TO DO: Scan the data for "JSON" and copy the lines it appears in.

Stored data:

====================

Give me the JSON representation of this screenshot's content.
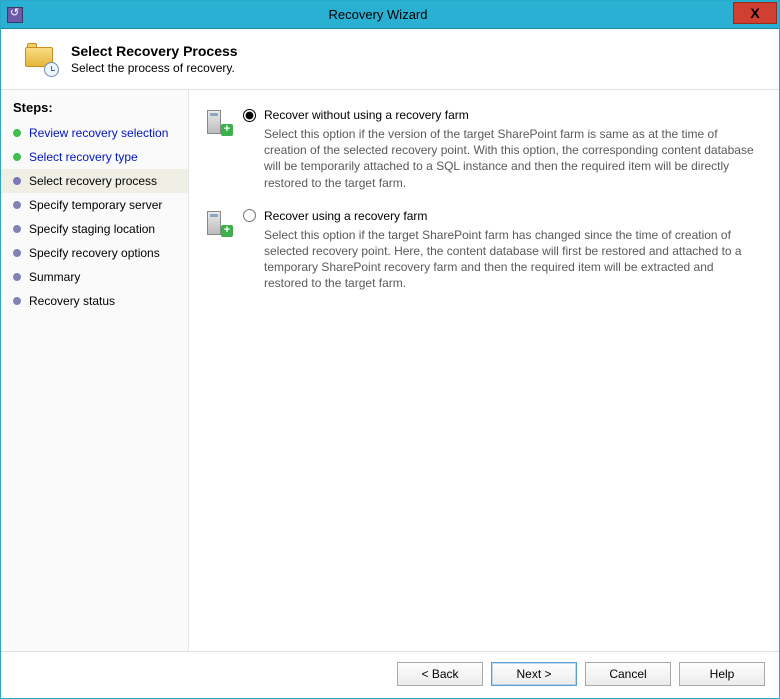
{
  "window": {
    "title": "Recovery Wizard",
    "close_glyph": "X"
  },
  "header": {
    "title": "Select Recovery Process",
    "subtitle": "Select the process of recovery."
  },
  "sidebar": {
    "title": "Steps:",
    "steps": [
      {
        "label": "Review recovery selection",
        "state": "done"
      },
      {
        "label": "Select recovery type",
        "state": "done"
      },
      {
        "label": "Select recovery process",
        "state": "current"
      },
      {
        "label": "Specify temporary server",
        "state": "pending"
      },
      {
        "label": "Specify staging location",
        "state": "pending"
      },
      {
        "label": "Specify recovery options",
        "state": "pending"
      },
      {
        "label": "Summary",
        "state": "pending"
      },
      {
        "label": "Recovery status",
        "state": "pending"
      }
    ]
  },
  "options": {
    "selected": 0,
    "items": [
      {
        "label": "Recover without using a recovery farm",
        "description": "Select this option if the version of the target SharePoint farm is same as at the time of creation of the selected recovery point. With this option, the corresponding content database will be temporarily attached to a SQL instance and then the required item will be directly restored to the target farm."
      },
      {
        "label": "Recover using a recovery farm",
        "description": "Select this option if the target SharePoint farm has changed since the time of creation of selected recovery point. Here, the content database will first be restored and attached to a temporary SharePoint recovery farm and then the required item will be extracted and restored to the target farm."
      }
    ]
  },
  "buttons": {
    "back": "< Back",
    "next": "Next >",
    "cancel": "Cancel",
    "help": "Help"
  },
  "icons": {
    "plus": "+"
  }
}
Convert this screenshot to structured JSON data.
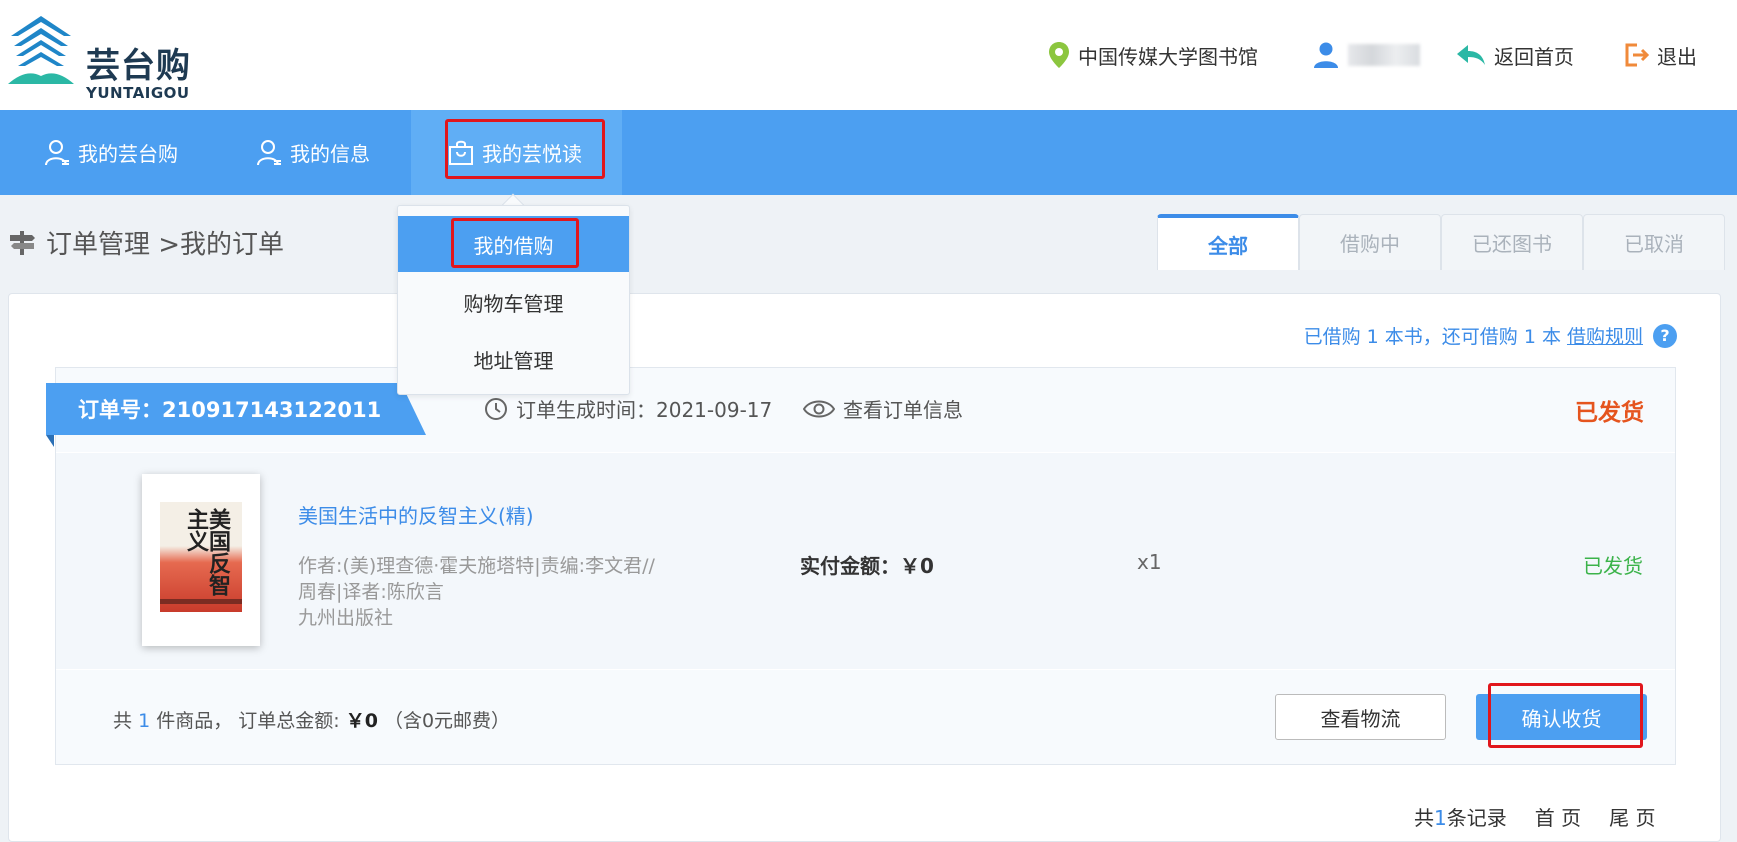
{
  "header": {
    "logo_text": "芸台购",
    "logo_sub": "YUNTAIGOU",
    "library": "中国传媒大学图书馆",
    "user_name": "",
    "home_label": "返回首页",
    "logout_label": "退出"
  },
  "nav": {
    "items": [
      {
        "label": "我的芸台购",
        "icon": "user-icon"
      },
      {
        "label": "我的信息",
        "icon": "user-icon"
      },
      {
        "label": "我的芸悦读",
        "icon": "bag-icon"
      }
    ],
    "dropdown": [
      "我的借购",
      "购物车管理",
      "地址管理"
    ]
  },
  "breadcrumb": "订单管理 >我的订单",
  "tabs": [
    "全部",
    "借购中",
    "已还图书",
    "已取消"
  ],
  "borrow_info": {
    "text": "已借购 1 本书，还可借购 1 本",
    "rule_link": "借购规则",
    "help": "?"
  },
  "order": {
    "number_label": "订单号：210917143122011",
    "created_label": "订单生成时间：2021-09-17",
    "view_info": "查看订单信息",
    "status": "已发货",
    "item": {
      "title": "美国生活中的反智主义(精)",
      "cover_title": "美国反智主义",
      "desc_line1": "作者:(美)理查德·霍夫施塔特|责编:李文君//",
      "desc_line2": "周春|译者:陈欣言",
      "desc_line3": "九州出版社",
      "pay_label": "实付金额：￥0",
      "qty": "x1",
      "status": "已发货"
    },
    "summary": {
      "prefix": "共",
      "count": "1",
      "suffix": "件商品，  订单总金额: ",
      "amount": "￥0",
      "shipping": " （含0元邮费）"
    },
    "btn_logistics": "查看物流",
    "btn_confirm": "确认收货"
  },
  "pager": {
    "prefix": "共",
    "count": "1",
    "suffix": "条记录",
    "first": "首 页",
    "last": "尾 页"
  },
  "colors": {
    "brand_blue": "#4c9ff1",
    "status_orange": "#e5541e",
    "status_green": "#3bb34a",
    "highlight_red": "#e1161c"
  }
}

====================

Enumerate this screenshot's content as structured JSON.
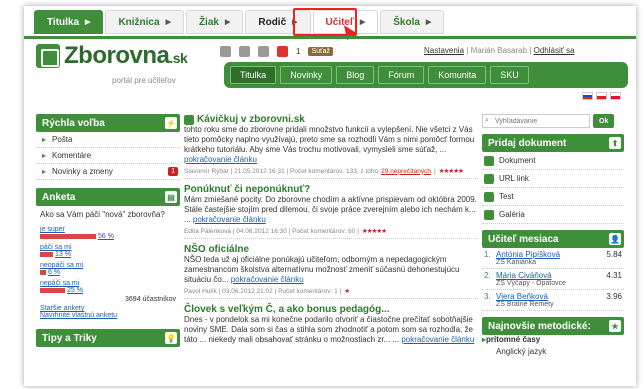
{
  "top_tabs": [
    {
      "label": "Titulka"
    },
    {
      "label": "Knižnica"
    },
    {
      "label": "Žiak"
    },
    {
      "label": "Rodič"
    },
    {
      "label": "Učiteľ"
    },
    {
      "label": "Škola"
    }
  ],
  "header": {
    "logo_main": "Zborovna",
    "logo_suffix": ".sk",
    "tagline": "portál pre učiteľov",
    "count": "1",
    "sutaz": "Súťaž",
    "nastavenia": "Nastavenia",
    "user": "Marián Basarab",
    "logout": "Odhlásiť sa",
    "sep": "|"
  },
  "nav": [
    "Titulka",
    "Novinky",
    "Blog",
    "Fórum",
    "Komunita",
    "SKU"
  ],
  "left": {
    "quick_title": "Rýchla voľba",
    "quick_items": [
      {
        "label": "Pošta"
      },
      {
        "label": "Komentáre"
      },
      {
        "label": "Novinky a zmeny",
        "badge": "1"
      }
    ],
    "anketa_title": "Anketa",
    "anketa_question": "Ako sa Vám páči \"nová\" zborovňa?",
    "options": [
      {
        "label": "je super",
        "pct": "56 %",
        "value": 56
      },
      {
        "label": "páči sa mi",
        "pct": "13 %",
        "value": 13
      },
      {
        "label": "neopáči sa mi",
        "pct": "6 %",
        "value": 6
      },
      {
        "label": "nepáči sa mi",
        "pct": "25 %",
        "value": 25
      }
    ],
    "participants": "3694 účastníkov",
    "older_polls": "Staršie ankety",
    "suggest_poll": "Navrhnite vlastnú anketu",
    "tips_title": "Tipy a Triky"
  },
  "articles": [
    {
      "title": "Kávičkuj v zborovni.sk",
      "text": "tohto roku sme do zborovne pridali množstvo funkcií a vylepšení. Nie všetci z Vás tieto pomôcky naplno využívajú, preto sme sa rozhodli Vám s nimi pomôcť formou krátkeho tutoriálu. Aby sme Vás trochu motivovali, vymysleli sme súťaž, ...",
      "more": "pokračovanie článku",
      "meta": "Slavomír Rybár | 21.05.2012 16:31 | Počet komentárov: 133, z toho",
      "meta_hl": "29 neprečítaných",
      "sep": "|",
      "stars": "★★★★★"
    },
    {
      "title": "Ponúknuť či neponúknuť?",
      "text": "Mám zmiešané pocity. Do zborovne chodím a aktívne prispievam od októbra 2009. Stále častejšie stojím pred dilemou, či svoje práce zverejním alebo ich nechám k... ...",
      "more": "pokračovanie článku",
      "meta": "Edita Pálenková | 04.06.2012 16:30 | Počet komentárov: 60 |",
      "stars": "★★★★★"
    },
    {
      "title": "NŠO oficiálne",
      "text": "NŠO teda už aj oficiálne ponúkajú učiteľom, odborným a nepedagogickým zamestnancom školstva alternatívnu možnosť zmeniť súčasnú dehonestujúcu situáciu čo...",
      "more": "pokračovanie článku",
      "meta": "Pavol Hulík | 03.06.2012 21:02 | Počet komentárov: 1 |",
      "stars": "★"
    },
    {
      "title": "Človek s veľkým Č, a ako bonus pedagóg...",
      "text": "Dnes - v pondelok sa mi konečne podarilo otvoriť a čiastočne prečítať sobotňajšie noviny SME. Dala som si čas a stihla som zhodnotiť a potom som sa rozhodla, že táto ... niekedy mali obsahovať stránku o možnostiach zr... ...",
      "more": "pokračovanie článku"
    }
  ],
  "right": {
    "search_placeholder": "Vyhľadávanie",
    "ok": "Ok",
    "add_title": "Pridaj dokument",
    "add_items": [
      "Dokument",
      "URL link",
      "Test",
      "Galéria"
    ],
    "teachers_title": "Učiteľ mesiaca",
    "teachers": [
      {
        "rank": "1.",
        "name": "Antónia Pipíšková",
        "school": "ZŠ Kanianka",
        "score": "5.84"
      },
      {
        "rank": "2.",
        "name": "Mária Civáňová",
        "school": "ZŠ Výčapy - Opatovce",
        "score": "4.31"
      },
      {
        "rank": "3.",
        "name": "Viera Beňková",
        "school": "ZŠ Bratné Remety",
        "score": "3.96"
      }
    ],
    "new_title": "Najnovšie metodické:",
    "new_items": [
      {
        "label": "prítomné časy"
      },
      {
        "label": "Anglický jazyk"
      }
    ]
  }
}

====================

RESPONSE TO THIS TASK:
Give me the JSON representation of this screenshot's content.
Convert this screenshot to structured JSON data.
Enumerate this screenshot's content as structured JSON.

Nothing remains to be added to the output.